• _Requirements_:
Return every line of the material exactly.

• _Data rows_:
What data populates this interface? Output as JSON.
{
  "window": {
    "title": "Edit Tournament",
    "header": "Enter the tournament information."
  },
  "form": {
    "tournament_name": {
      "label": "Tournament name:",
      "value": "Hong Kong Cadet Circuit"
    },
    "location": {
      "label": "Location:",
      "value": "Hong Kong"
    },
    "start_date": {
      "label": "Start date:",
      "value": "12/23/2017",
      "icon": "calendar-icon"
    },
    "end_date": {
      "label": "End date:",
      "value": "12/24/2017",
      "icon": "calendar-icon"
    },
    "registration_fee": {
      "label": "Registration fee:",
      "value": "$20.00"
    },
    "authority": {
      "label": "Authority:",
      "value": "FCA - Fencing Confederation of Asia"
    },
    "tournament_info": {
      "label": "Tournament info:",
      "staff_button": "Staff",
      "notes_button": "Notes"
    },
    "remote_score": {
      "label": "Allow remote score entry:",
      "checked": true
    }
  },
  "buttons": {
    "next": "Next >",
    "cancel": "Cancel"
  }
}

• _Response to this task_:
What data populates this interface? Output as JSON.
{
  "window": {
    "title": "Edit Tournament",
    "header": "Enter the tournament information."
  },
  "form": {
    "tournament_name": {
      "label": "Tournament name:",
      "value": "Hong Kong Cadet Circuit"
    },
    "location": {
      "label": "Location:",
      "value": "Hong Kong"
    },
    "start_date": {
      "label": "Start date:",
      "value": "12/23/2017",
      "icon": "calendar-icon"
    },
    "end_date": {
      "label": "End date:",
      "value": "12/24/2017",
      "icon": "calendar-icon"
    },
    "registration_fee": {
      "label": "Registration fee:",
      "value": "$20.00"
    },
    "authority": {
      "label": "Authority:",
      "value": "FCA - Fencing Confederation of Asia"
    },
    "tournament_info": {
      "label": "Tournament info:",
      "staff_button": "Staff",
      "notes_button": "Notes"
    },
    "remote_score": {
      "label": "Allow remote score entry:",
      "checked": true
    }
  },
  "buttons": {
    "next": "Next >",
    "cancel": "Cancel"
  }
}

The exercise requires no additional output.